▶ Stated problem
Please rewrite the material, starting with the line containing "note: Data are comparable" and continuing through the end of the material, swapping "legend-swatch" for "legend-key" and leaving everything else unchanged. Leave the pictures out of your answer.

-- START OF Source records --

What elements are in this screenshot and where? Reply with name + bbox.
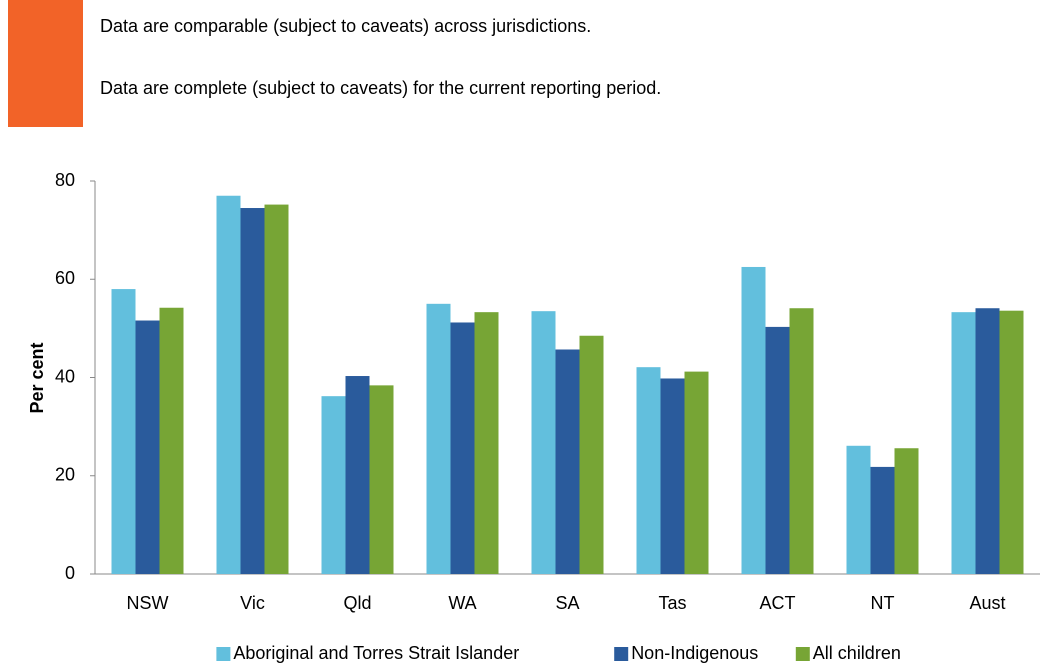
note: Data are comparable (subject to caveats)… — [100, 16, 592, 36]
legend-swatch — [614, 647, 629, 661]
bar — [135, 320, 160, 574]
bar — [216, 195, 241, 575]
bar — [579, 335, 604, 574]
bar — [321, 396, 346, 574]
bar — [636, 367, 661, 574]
bar — [765, 326, 790, 574]
x-tick-label: WA — [448, 593, 476, 613]
y-tick-label: 40 — [55, 366, 75, 386]
x-tick-label: Aust — [969, 593, 1005, 613]
legend-swatch — [216, 647, 231, 661]
y-tick-label: 60 — [55, 268, 75, 288]
legend-label: Aboriginal and Torres Strait Islander — [233, 643, 519, 663]
y-tick-label: 20 — [55, 465, 75, 485]
bar — [870, 466, 895, 574]
bar — [240, 208, 265, 575]
bar — [111, 289, 136, 574]
bar — [369, 385, 394, 574]
bar — [450, 322, 475, 574]
x-tick-label: ACT — [760, 593, 796, 613]
legend-label: All children — [813, 643, 901, 663]
bar — [999, 310, 1024, 574]
legend-swatch — [795, 647, 810, 661]
x-tick-label: SA — [555, 593, 579, 613]
bar — [846, 445, 871, 574]
bar — [975, 308, 1000, 574]
bar — [474, 312, 499, 574]
bar — [684, 371, 709, 574]
bar — [264, 204, 289, 574]
bar — [894, 448, 919, 574]
x-tick-label: NSW — [127, 593, 169, 613]
bar — [531, 311, 556, 574]
x-tick-label: NT — [871, 593, 895, 613]
bar — [555, 349, 580, 574]
bar — [159, 307, 184, 574]
bar — [660, 378, 685, 574]
bar — [789, 308, 814, 574]
y-tick-label: 0 — [65, 563, 75, 583]
x-tick-label: Vic — [240, 593, 265, 613]
y-axis-label: Per cent — [27, 342, 47, 413]
x-tick-label: Tas — [658, 593, 686, 613]
note: Data are complete (subject to caveats) f… — [100, 78, 662, 98]
bar — [345, 376, 370, 574]
status-badge — [8, 0, 83, 127]
bar — [741, 266, 766, 574]
legend-label: Non-Indigenous — [631, 643, 758, 663]
x-tick-label: Qld — [343, 593, 371, 613]
bar — [951, 312, 976, 574]
bar — [426, 303, 451, 574]
y-tick-label: 80 — [55, 170, 75, 190]
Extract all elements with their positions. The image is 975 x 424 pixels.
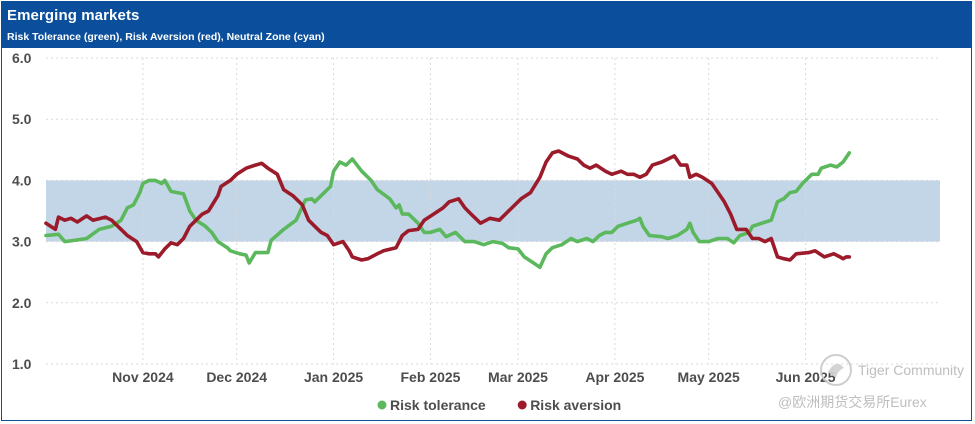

-- END OF Source records --

▶ The response
note: Data are comparable (subject to caveats)… — [100, 16, 592, 36]
legend-key — [614, 647, 629, 661]
bar — [135, 320, 160, 574]
bar — [216, 195, 241, 575]
bar — [579, 335, 604, 574]
bar — [321, 396, 346, 574]
bar — [636, 367, 661, 574]
bar — [765, 326, 790, 574]
x-tick-label: WA — [448, 593, 476, 613]
y-tick-label: 40 — [55, 366, 75, 386]
x-tick-label: Aust — [969, 593, 1005, 613]
legend-key — [216, 647, 231, 661]
y-tick-label: 60 — [55, 268, 75, 288]
legend-label: Aboriginal and Torres Strait Islander — [233, 643, 519, 663]
y-tick-label: 20 — [55, 465, 75, 485]
bar — [870, 466, 895, 574]
bar — [240, 208, 265, 575]
bar — [111, 289, 136, 574]
bar — [369, 385, 394, 574]
bar — [450, 322, 475, 574]
x-tick-label: ACT — [760, 593, 796, 613]
legend-label: All children — [813, 643, 901, 663]
bar — [999, 310, 1024, 574]
legend-key — [795, 647, 810, 661]
x-tick-label: SA — [555, 593, 579, 613]
bar — [846, 445, 871, 574]
bar — [975, 308, 1000, 574]
bar — [474, 312, 499, 574]
bar — [684, 371, 709, 574]
bar — [264, 204, 289, 574]
bar — [894, 448, 919, 574]
x-tick-label: NSW — [127, 593, 169, 613]
bar — [531, 311, 556, 574]
x-tick-label: NT — [871, 593, 895, 613]
bar — [555, 349, 580, 574]
bar — [159, 307, 184, 574]
bar — [660, 378, 685, 574]
bar — [789, 308, 814, 574]
y-tick-label: 0 — [65, 563, 75, 583]
x-tick-label: Vic — [240, 593, 265, 613]
y-axis-label: Per cent — [27, 342, 47, 413]
x-tick-label: Tas — [658, 593, 686, 613]
note: Data are complete (subject to caveats) f… — [100, 78, 662, 98]
bar — [345, 376, 370, 574]
status-badge — [8, 0, 83, 127]
bar — [741, 266, 766, 574]
legend-label: Non-Indigenous — [631, 643, 758, 663]
x-tick-label: Qld — [343, 593, 371, 613]
bar — [951, 312, 976, 574]
bar — [426, 303, 451, 574]
y-tick-label: 80 — [55, 170, 75, 190]
Extract all elements with their positions. The image is 975 x 424 pixels.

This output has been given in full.